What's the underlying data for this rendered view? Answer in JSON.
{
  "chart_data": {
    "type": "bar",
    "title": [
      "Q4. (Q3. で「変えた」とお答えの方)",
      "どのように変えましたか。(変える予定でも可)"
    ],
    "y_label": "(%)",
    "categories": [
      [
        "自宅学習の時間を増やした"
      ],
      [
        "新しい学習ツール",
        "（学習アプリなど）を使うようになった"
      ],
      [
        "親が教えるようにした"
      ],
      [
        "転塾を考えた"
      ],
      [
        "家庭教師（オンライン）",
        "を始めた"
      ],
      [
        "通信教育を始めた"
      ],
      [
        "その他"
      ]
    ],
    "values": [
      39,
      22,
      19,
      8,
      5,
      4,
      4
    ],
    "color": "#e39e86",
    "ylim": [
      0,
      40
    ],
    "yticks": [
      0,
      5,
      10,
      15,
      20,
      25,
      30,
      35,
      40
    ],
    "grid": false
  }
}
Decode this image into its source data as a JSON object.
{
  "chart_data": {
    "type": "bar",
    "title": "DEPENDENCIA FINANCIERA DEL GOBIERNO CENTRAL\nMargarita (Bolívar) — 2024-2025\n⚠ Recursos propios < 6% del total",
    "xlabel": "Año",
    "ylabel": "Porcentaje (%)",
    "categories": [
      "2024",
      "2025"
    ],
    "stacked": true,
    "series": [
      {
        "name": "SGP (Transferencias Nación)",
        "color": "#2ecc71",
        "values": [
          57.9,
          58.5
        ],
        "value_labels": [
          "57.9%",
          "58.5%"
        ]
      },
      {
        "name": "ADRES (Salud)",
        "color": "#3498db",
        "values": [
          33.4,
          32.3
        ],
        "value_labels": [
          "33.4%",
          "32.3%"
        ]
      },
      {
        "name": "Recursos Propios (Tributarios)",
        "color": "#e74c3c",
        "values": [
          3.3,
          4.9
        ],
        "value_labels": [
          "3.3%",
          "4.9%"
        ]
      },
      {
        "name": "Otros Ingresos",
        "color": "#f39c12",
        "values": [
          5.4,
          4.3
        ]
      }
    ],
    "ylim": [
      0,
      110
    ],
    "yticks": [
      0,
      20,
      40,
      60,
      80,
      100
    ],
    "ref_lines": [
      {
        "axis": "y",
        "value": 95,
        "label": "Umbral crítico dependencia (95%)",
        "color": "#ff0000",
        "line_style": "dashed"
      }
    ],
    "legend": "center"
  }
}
-- -- --
## Exercise prompt
Return each line in the records that holds the string "Recursos".

## Solution
    "title": "DEPENDENCIA FINANCIERA DEL GOBIERNO CENTRAL\nMargarita (Bolívar) — 2024-2025\n⚠ Recursos propios < 6% del total",
        "name": "Recursos Propios (Tributarios)",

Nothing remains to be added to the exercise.